#### DATA SHOWN
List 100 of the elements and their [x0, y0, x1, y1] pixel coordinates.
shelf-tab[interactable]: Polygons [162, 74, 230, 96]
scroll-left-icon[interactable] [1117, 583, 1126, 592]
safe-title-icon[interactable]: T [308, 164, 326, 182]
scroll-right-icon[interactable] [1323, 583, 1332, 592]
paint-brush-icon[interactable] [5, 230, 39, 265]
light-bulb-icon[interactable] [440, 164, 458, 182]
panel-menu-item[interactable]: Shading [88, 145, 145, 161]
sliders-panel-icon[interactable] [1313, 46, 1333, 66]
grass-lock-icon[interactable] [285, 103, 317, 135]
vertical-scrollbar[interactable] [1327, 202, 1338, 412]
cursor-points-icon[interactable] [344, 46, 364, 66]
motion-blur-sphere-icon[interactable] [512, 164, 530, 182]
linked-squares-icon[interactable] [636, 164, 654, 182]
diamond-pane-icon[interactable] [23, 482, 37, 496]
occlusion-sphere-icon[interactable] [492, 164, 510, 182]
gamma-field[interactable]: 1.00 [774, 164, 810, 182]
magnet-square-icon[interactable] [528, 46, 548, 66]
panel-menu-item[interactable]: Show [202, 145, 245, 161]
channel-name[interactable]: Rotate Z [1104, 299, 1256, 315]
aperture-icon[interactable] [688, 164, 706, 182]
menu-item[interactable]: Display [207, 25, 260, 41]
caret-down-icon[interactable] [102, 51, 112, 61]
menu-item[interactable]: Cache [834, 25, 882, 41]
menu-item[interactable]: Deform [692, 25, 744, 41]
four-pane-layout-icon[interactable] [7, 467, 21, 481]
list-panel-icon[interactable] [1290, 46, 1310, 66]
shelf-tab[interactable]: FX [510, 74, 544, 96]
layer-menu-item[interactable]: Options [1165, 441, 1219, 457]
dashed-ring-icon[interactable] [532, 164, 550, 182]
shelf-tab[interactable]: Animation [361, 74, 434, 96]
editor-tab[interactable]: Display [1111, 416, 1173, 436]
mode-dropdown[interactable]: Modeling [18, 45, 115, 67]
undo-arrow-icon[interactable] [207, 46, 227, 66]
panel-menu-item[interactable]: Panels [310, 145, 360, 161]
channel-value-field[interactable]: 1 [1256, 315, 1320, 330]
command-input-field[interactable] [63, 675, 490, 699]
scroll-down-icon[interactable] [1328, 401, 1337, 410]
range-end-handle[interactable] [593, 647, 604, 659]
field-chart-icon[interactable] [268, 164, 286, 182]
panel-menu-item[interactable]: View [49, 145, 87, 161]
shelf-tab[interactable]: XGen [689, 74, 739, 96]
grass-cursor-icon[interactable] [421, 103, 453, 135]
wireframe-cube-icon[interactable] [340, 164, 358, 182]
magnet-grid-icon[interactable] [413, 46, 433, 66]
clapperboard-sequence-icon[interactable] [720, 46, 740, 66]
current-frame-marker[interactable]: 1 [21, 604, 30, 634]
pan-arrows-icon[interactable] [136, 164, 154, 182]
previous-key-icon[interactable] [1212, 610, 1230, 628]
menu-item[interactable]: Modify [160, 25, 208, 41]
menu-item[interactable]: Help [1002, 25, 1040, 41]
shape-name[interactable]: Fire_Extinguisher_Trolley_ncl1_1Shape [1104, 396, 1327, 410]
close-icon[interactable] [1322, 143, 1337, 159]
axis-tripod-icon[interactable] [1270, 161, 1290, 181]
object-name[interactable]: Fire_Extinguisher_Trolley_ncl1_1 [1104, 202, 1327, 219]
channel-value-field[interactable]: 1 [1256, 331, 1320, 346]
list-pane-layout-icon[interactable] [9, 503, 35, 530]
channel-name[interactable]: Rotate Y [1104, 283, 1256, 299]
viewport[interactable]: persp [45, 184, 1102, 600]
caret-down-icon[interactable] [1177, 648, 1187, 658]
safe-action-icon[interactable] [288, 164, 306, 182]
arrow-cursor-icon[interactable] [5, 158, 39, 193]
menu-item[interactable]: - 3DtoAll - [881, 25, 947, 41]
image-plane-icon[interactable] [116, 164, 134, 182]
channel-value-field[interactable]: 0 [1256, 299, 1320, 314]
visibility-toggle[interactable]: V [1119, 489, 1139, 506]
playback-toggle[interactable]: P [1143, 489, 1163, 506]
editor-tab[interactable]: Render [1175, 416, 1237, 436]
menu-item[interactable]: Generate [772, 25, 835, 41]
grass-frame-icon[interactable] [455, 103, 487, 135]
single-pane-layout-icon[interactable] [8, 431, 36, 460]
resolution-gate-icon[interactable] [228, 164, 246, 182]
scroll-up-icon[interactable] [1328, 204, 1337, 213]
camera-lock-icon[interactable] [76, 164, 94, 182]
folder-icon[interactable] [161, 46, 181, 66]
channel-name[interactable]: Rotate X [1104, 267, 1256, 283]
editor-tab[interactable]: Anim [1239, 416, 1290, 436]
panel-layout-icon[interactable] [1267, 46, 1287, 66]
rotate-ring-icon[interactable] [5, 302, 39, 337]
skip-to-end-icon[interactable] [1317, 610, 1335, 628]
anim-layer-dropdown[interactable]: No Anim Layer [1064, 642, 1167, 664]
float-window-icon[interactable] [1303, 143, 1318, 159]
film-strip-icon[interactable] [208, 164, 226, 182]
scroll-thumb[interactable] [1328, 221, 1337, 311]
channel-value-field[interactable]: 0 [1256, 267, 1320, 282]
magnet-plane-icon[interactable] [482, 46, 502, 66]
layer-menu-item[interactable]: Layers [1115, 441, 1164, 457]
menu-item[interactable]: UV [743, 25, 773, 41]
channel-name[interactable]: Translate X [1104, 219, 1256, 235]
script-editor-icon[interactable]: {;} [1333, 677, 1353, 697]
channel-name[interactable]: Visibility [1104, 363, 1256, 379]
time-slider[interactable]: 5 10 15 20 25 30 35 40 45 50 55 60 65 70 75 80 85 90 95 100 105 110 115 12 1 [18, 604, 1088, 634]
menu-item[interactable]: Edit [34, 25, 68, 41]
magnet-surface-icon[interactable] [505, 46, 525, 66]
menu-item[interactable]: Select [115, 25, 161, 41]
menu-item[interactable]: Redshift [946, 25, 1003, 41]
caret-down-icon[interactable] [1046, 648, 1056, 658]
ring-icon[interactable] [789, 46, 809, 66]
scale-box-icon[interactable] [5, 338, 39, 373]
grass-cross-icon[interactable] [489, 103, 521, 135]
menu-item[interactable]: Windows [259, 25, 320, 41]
########
## JOB
Return every line of the records above verbatim.

## ANSWER TO THIS EXERCISE
List 100 of the elements and their [x0, y0, x1, y1] pixel coordinates.
shelf-tab[interactable]: Polygons [162, 74, 230, 96]
scroll-left-icon[interactable] [1117, 583, 1126, 592]
safe-title-icon[interactable]: T [308, 164, 326, 182]
scroll-right-icon[interactable] [1323, 583, 1332, 592]
paint-brush-icon[interactable] [5, 230, 39, 265]
light-bulb-icon[interactable] [440, 164, 458, 182]
panel-menu-item[interactable]: Shading [88, 145, 145, 161]
sliders-panel-icon[interactable] [1313, 46, 1333, 66]
grass-lock-icon[interactable] [285, 103, 317, 135]
vertical-scrollbar[interactable] [1327, 202, 1338, 412]
cursor-points-icon[interactable] [344, 46, 364, 66]
motion-blur-sphere-icon[interactable] [512, 164, 530, 182]
linked-squares-icon[interactable] [636, 164, 654, 182]
diamond-pane-icon[interactable] [23, 482, 37, 496]
occlusion-sphere-icon[interactable] [492, 164, 510, 182]
gamma-field[interactable]: 1.00 [774, 164, 810, 182]
magnet-square-icon[interactable] [528, 46, 548, 66]
panel-menu-item[interactable]: Show [202, 145, 245, 161]
channel-name[interactable]: Rotate Z [1104, 299, 1256, 315]
aperture-icon[interactable] [688, 164, 706, 182]
menu-item[interactable]: Display [207, 25, 260, 41]
caret-down-icon[interactable] [102, 51, 112, 61]
menu-item[interactable]: Cache [834, 25, 882, 41]
menu-item[interactable]: Deform [692, 25, 744, 41]
four-pane-layout-icon[interactable] [7, 467, 21, 481]
list-panel-icon[interactable] [1290, 46, 1310, 66]
shelf-tab[interactable]: FX [510, 74, 544, 96]
layer-menu-item[interactable]: Options [1165, 441, 1219, 457]
dashed-ring-icon[interactable] [532, 164, 550, 182]
shelf-tab[interactable]: Animation [361, 74, 434, 96]
editor-tab[interactable]: Display [1111, 416, 1173, 436]
mode-dropdown[interactable]: Modeling [18, 45, 115, 67]
undo-arrow-icon[interactable] [207, 46, 227, 66]
panel-menu-item[interactable]: Panels [310, 145, 360, 161]
channel-value-field[interactable]: 1 [1256, 315, 1320, 330]
command-input-field[interactable] [63, 675, 490, 699]
scroll-down-icon[interactable] [1328, 401, 1337, 410]
range-end-handle[interactable] [593, 647, 604, 659]
field-chart-icon[interactable] [268, 164, 286, 182]
panel-menu-item[interactable]: View [49, 145, 87, 161]
shelf-tab[interactable]: XGen [689, 74, 739, 96]
grass-cursor-icon[interactable] [421, 103, 453, 135]
wireframe-cube-icon[interactable] [340, 164, 358, 182]
magnet-grid-icon[interactable] [413, 46, 433, 66]
clapperboard-sequence-icon[interactable] [720, 46, 740, 66]
current-frame-marker[interactable]: 1 [21, 604, 30, 634]
pan-arrows-icon[interactable] [136, 164, 154, 182]
previous-key-icon[interactable] [1212, 610, 1230, 628]
menu-item[interactable]: Modify [160, 25, 208, 41]
menu-item[interactable]: Help [1002, 25, 1040, 41]
shape-name[interactable]: Fire_Extinguisher_Trolley_ncl1_1Shape [1104, 396, 1327, 410]
close-icon[interactable] [1322, 143, 1337, 159]
axis-tripod-icon[interactable] [1270, 161, 1290, 181]
object-name[interactable]: Fire_Extinguisher_Trolley_ncl1_1 [1104, 202, 1327, 219]
channel-value-field[interactable]: 1 [1256, 331, 1320, 346]
list-pane-layout-icon[interactable] [9, 503, 35, 530]
channel-name[interactable]: Rotate Y [1104, 283, 1256, 299]
viewport[interactable]: persp [45, 184, 1102, 600]
caret-down-icon[interactable] [1177, 648, 1187, 658]
safe-action-icon[interactable] [288, 164, 306, 182]
arrow-cursor-icon[interactable] [5, 158, 39, 193]
menu-item[interactable]: - 3DtoAll - [881, 25, 947, 41]
image-plane-icon[interactable] [116, 164, 134, 182]
channel-value-field[interactable]: 0 [1256, 299, 1320, 314]
visibility-toggle[interactable]: V [1119, 489, 1139, 506]
playback-toggle[interactable]: P [1143, 489, 1163, 506]
editor-tab[interactable]: Render [1175, 416, 1237, 436]
menu-item[interactable]: Generate [772, 25, 835, 41]
grass-frame-icon[interactable] [455, 103, 487, 135]
single-pane-layout-icon[interactable] [8, 431, 36, 460]
resolution-gate-icon[interactable] [228, 164, 246, 182]
scroll-up-icon[interactable] [1328, 204, 1337, 213]
camera-lock-icon[interactable] [76, 164, 94, 182]
folder-icon[interactable] [161, 46, 181, 66]
channel-name[interactable]: Rotate X [1104, 267, 1256, 283]
editor-tab[interactable]: Anim [1239, 416, 1290, 436]
panel-layout-icon[interactable] [1267, 46, 1287, 66]
rotate-ring-icon[interactable] [5, 302, 39, 337]
skip-to-end-icon[interactable] [1317, 610, 1335, 628]
anim-layer-dropdown[interactable]: No Anim Layer [1064, 642, 1167, 664]
float-window-icon[interactable] [1303, 143, 1318, 159]
film-strip-icon[interactable] [208, 164, 226, 182]
scroll-thumb[interactable] [1328, 221, 1337, 311]
channel-value-field[interactable]: 0 [1256, 267, 1320, 282]
magnet-plane-icon[interactable] [482, 46, 502, 66]
layer-menu-item[interactable]: Layers [1115, 441, 1164, 457]
menu-item[interactable]: UV [743, 25, 773, 41]
channel-name[interactable]: Translate X [1104, 219, 1256, 235]
script-editor-icon[interactable]: {;} [1333, 677, 1353, 697]
channel-name[interactable]: Visibility [1104, 363, 1256, 379]
time-slider[interactable]: 5 10 15 20 25 30 35 40 45 50 55 60 65 70 75 80 85 90 95 100 105 110 115 12 1 [18, 604, 1088, 634]
menu-item[interactable]: Edit [34, 25, 68, 41]
magnet-surface-icon[interactable] [505, 46, 525, 66]
menu-item[interactable]: Select [115, 25, 161, 41]
menu-item[interactable]: Redshift [946, 25, 1003, 41]
caret-down-icon[interactable] [1046, 648, 1056, 658]
ring-icon[interactable] [789, 46, 809, 66]
scale-box-icon[interactable] [5, 338, 39, 373]
grass-cross-icon[interactable] [489, 103, 521, 135]
menu-item[interactable]: Windows [259, 25, 320, 41]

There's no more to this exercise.